-- AIM OF THE EXERCISE --
Go through the data below and copy it exactly, skipping every picture.

-- EXERCISE INPUT --
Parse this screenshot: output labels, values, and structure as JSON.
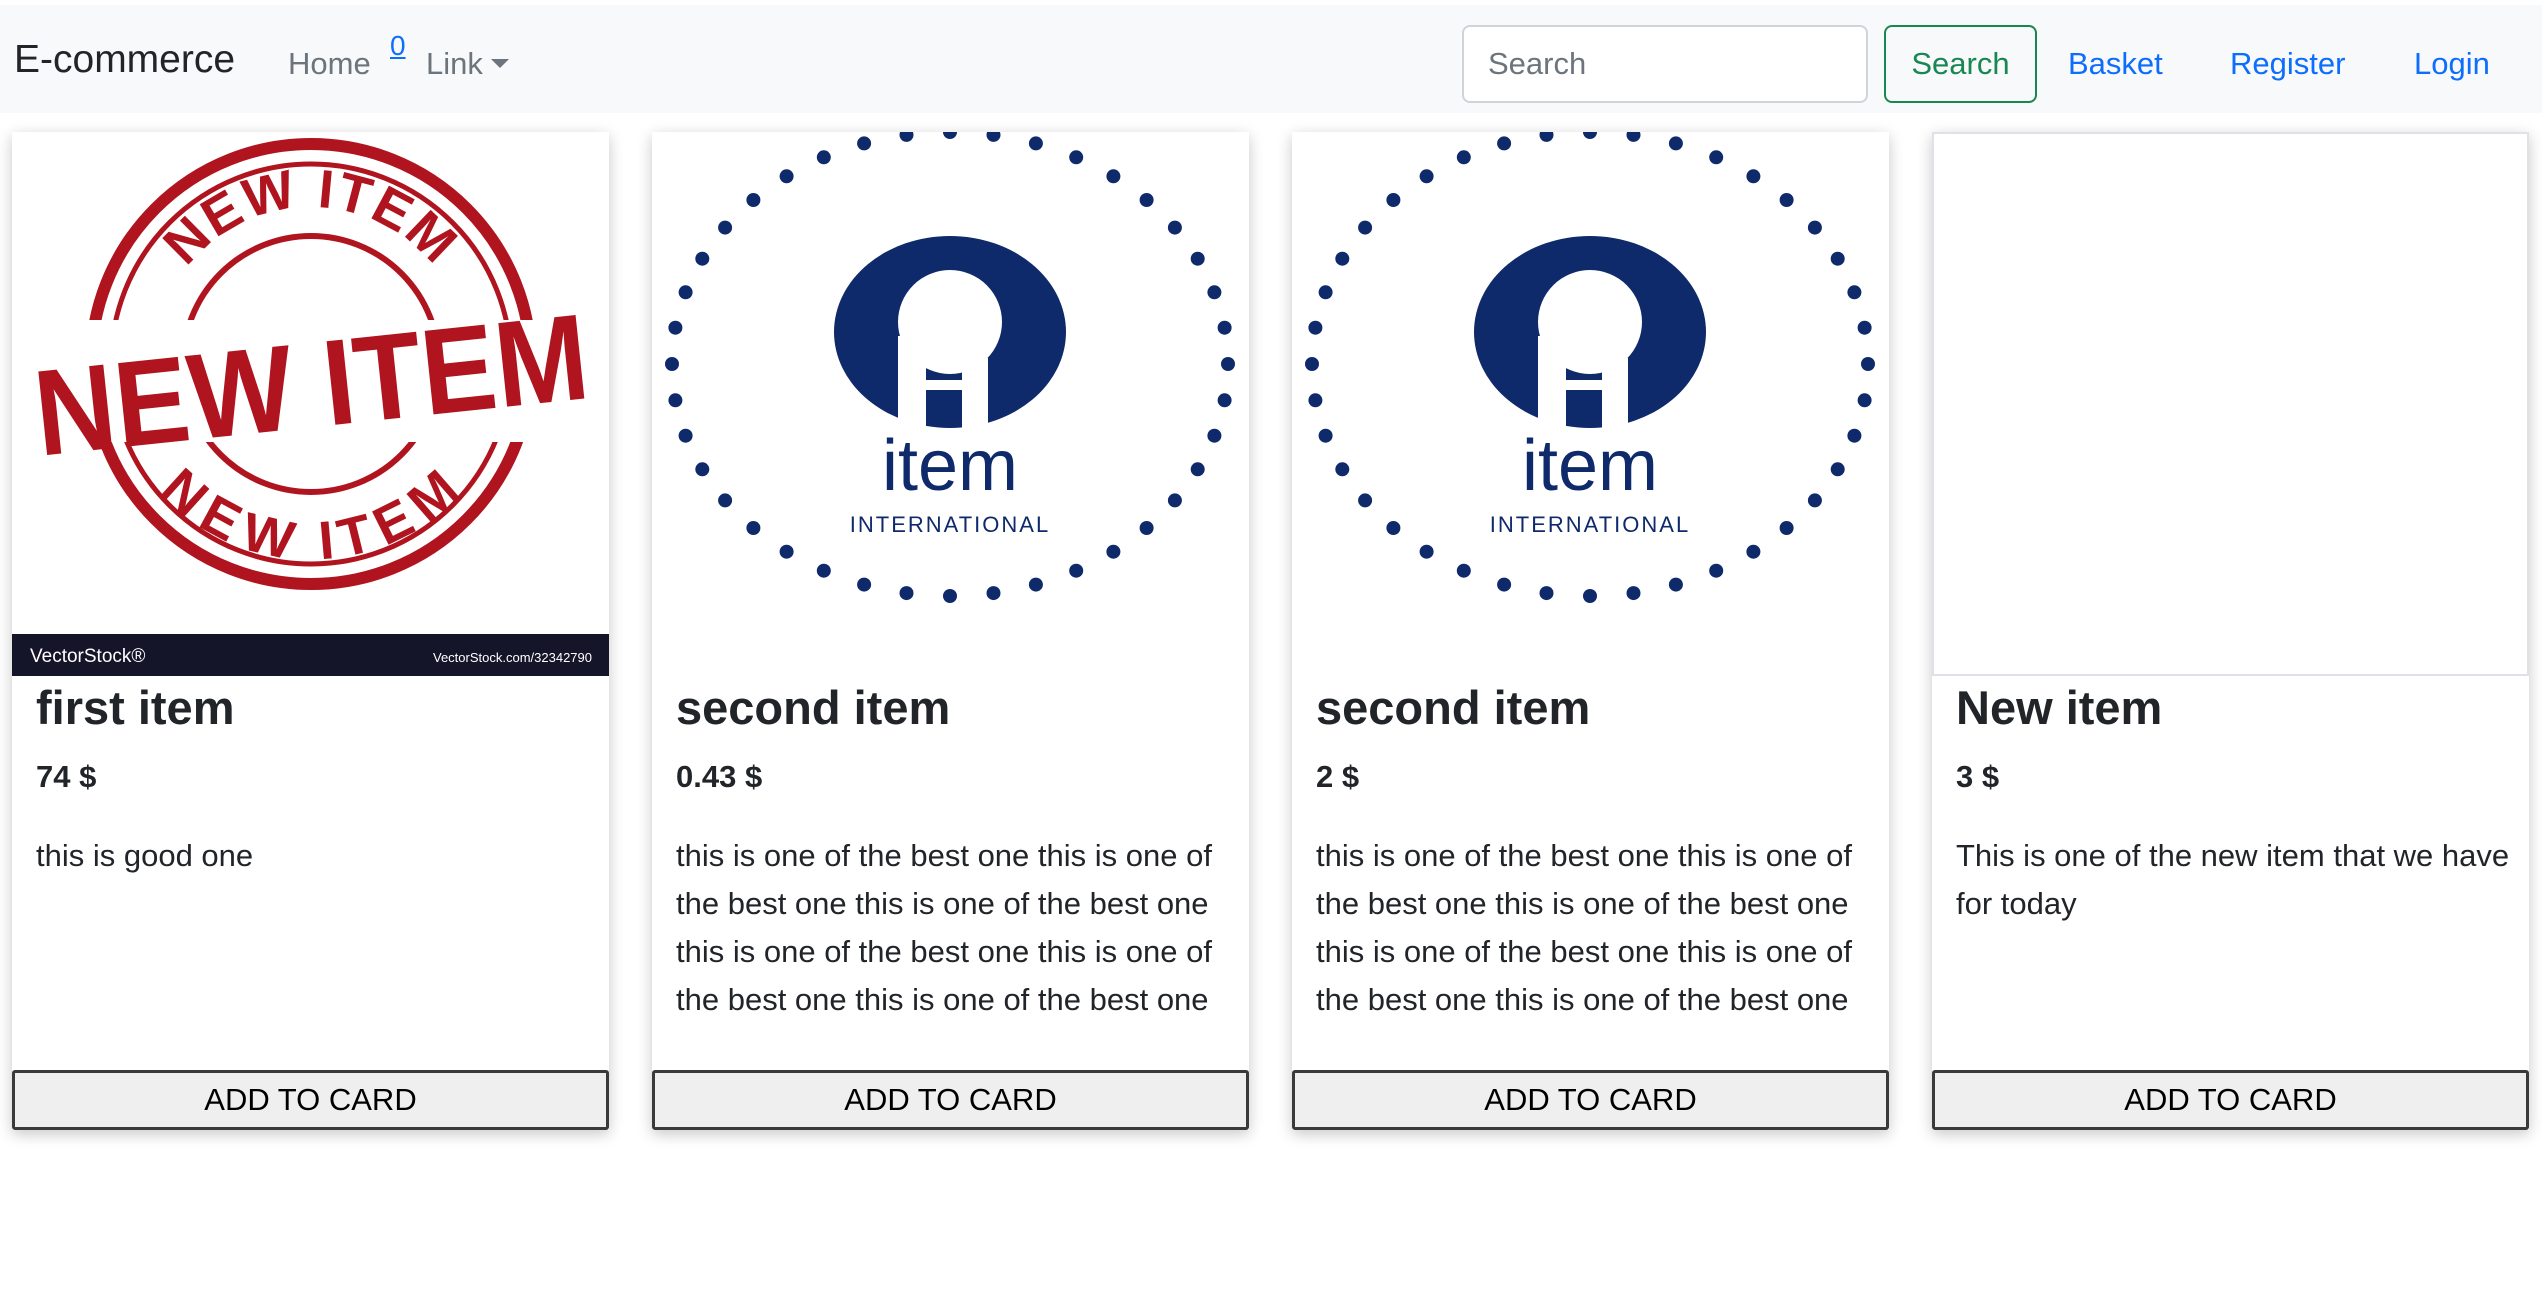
{
  "navbar": {
    "brand": "E-commerce",
    "home": "Home",
    "count": "0",
    "link": "Link",
    "search_placeholder": "Search",
    "search_button": "Search",
    "basket": "Basket",
    "register": "Register",
    "login": "Login"
  },
  "products": [
    {
      "image": {
        "badge_top": "NEW ITEM",
        "badge_center": "NEW ITEM",
        "badge_bottom": "NEW ITEM",
        "footer_brand": "VectorStock®",
        "footer_url": "VectorStock.com/32342790"
      },
      "title": "first item",
      "price": "74 $",
      "description": "this is good one",
      "button": "ADD TO CARD"
    },
    {
      "image": {
        "logo_word": "item",
        "logo_sub": "INTERNATIONAL"
      },
      "title": "second item",
      "price": "0.43 $",
      "description": "this is one of the best one this is one of the best one this is one of the best one this is one of the best one this is one of the best one this is one of the best one",
      "button": "ADD TO CARD"
    },
    {
      "image": {
        "logo_word": "item",
        "logo_sub": "INTERNATIONAL"
      },
      "title": "second item",
      "price": "2 $",
      "description": "this is one of the best one this is one of the best one this is one of the best one this is one of the best one this is one of the best one this is one of the best one",
      "button": "ADD TO CARD"
    },
    {
      "title": "New item",
      "price": "3 $",
      "description": "This is one of the new item that we have for today",
      "button": "ADD TO CARD"
    }
  ],
  "colors": {
    "navbar_bg": "#f8f9fa",
    "link_blue": "#0d6efd",
    "search_green": "#198754",
    "stamp_red": "#b0141f",
    "logo_navy": "#0f2a6b"
  }
}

-- REPLY --
Parse this screenshot: output labels, values, and structure as JSON.
{
  "navbar": {
    "brand": "E-commerce",
    "home": "Home",
    "count": "0",
    "link": "Link",
    "search_placeholder": "Search",
    "search_button": "Search",
    "basket": "Basket",
    "register": "Register",
    "login": "Login"
  },
  "products": [
    {
      "image": {
        "badge_top": "NEW ITEM",
        "badge_center": "NEW ITEM",
        "badge_bottom": "NEW ITEM",
        "footer_brand": "VectorStock®",
        "footer_url": "VectorStock.com/32342790"
      },
      "title": "first item",
      "price": "74 $",
      "description": "this is good one",
      "button": "ADD TO CARD"
    },
    {
      "image": {
        "logo_word": "item",
        "logo_sub": "INTERNATIONAL"
      },
      "title": "second item",
      "price": "0.43 $",
      "description": "this is one of the best one this is one of the best one this is one of the best one this is one of the best one this is one of the best one this is one of the best one",
      "button": "ADD TO CARD"
    },
    {
      "image": {
        "logo_word": "item",
        "logo_sub": "INTERNATIONAL"
      },
      "title": "second item",
      "price": "2 $",
      "description": "this is one of the best one this is one of the best one this is one of the best one this is one of the best one this is one of the best one this is one of the best one",
      "button": "ADD TO CARD"
    },
    {
      "title": "New item",
      "price": "3 $",
      "description": "This is one of the new item that we have for today",
      "button": "ADD TO CARD"
    }
  ],
  "colors": {
    "navbar_bg": "#f8f9fa",
    "link_blue": "#0d6efd",
    "search_green": "#198754",
    "stamp_red": "#b0141f",
    "logo_navy": "#0f2a6b"
  }
}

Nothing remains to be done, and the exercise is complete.